Records for the task:
>> begin

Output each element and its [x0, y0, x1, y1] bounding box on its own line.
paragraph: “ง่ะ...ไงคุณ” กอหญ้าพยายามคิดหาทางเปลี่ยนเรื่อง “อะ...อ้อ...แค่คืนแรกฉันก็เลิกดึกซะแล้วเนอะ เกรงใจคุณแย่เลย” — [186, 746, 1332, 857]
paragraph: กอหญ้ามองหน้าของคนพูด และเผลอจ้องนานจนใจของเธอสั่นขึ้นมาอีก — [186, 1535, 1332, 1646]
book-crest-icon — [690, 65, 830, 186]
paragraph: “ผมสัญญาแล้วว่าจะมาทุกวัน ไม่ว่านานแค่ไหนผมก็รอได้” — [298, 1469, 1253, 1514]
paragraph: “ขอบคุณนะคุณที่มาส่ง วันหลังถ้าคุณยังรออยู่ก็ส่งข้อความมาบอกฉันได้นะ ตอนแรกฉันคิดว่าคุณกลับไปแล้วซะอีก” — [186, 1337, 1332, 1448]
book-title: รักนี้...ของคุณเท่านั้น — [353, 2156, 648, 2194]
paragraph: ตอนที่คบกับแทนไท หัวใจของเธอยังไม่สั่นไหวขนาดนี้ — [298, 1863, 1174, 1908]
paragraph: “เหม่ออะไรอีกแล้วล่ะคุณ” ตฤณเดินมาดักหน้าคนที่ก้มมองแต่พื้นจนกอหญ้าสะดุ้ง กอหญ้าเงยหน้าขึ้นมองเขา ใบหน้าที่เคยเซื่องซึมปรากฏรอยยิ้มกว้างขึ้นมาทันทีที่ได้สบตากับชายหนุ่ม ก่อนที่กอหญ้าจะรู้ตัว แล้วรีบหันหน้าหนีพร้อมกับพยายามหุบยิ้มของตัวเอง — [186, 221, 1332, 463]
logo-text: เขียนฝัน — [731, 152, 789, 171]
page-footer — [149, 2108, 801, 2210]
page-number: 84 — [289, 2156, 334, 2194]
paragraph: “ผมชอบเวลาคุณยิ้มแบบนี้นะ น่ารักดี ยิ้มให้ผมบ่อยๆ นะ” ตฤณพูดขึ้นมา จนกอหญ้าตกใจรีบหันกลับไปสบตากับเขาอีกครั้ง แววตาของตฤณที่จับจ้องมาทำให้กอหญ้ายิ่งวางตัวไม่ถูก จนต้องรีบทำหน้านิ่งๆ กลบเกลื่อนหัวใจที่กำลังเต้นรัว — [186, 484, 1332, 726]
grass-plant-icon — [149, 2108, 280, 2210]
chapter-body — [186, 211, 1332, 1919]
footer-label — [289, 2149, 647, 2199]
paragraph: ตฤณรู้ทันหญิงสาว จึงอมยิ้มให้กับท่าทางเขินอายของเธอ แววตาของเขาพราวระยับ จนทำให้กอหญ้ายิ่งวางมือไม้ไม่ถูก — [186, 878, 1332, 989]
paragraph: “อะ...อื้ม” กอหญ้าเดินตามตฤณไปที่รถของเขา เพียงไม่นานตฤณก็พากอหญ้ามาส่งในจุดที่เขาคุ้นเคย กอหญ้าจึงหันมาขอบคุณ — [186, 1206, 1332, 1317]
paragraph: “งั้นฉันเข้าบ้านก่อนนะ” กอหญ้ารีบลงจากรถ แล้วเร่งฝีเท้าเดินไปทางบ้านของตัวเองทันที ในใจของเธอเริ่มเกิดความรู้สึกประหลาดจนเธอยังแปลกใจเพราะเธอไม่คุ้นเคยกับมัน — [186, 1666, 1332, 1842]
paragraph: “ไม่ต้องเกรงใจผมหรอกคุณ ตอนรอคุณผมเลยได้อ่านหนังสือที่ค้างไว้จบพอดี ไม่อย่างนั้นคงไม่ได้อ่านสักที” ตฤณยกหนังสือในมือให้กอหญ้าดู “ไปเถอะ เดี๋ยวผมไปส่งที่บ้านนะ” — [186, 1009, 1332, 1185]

>> end

Short exercise:
Duplicate all of the lines above without changing a single character.

Task solution:
Output each element and its [x0, y0, x1, y1] bounding box on its own line.
paragraph: “ง่ะ...ไงคุณ” กอหญ้าพยายามคิดหาทางเปลี่ยนเรื่อง “อะ...อ้อ...แค่คืนแรกฉันก็เลิกดึกซะแล้วเนอะ เกรงใจคุณแย่เลย” — [186, 746, 1332, 857]
paragraph: กอหญ้ามองหน้าของคนพูด และเผลอจ้องนานจนใจของเธอสั่นขึ้นมาอีก — [186, 1535, 1332, 1646]
book-crest-icon — [690, 65, 830, 186]
paragraph: “ผมสัญญาแล้วว่าจะมาทุกวัน ไม่ว่านานแค่ไหนผมก็รอได้” — [298, 1469, 1253, 1514]
paragraph: “ขอบคุณนะคุณที่มาส่ง วันหลังถ้าคุณยังรออยู่ก็ส่งข้อความมาบอกฉันได้นะ ตอนแรกฉันคิดว่าคุณกลับไปแล้วซะอีก” — [186, 1337, 1332, 1448]
book-title: รักนี้...ของคุณเท่านั้น — [353, 2156, 648, 2194]
paragraph: ตอนที่คบกับแทนไท หัวใจของเธอยังไม่สั่นไหวขนาดนี้ — [298, 1863, 1174, 1908]
paragraph: “เหม่ออะไรอีกแล้วล่ะคุณ” ตฤณเดินมาดักหน้าคนที่ก้มมองแต่พื้นจนกอหญ้าสะดุ้ง กอหญ้าเงยหน้าขึ้นมองเขา ใบหน้าที่เคยเซื่องซึมปรากฏรอยยิ้มกว้างขึ้นมาทันทีที่ได้สบตากับชายหนุ่ม ก่อนที่กอหญ้าจะรู้ตัว แล้วรีบหันหน้าหนีพร้อมกับพยายามหุบยิ้มของตัวเอง — [186, 221, 1332, 463]
logo-text: เขียนฝัน — [731, 152, 789, 171]
page-footer — [149, 2108, 801, 2210]
page-number: 84 — [289, 2156, 334, 2194]
paragraph: “ผมชอบเวลาคุณยิ้มแบบนี้นะ น่ารักดี ยิ้มให้ผมบ่อยๆ นะ” ตฤณพูดขึ้นมา จนกอหญ้าตกใจรีบหันกลับไปสบตากับเขาอีกครั้ง แววตาของตฤณที่จับจ้องมาทำให้กอหญ้ายิ่งวางตัวไม่ถูก จนต้องรีบทำหน้านิ่งๆ กลบเกลื่อนหัวใจที่กำลังเต้นรัว — [186, 484, 1332, 726]
grass-plant-icon — [149, 2108, 280, 2210]
chapter-body — [186, 211, 1332, 1919]
footer-label — [289, 2149, 647, 2199]
paragraph: ตฤณรู้ทันหญิงสาว จึงอมยิ้มให้กับท่าทางเขินอายของเธอ แววตาของเขาพราวระยับ จนทำให้กอหญ้ายิ่งวางมือไม้ไม่ถูก — [186, 878, 1332, 989]
paragraph: “อะ...อื้ม” กอหญ้าเดินตามตฤณไปที่รถของเขา เพียงไม่นานตฤณก็พากอหญ้ามาส่งในจุดที่เขาคุ้นเคย กอหญ้าจึงหันมาขอบคุณ — [186, 1206, 1332, 1317]
paragraph: “งั้นฉันเข้าบ้านก่อนนะ” กอหญ้ารีบลงจากรถ แล้วเร่งฝีเท้าเดินไปทางบ้านของตัวเองทันที ในใจของเธอเริ่มเกิดความรู้สึกประหลาดจนเธอยังแปลกใจเพราะเธอไม่คุ้นเคยกับมัน — [186, 1666, 1332, 1842]
paragraph: “ไม่ต้องเกรงใจผมหรอกคุณ ตอนรอคุณผมเลยได้อ่านหนังสือที่ค้างไว้จบพอดี ไม่อย่างนั้นคงไม่ได้อ่านสักที” ตฤณยกหนังสือในมือให้กอหญ้าดู “ไปเถอะ เดี๋ยวผมไปส่งที่บ้านนะ” — [186, 1009, 1332, 1185]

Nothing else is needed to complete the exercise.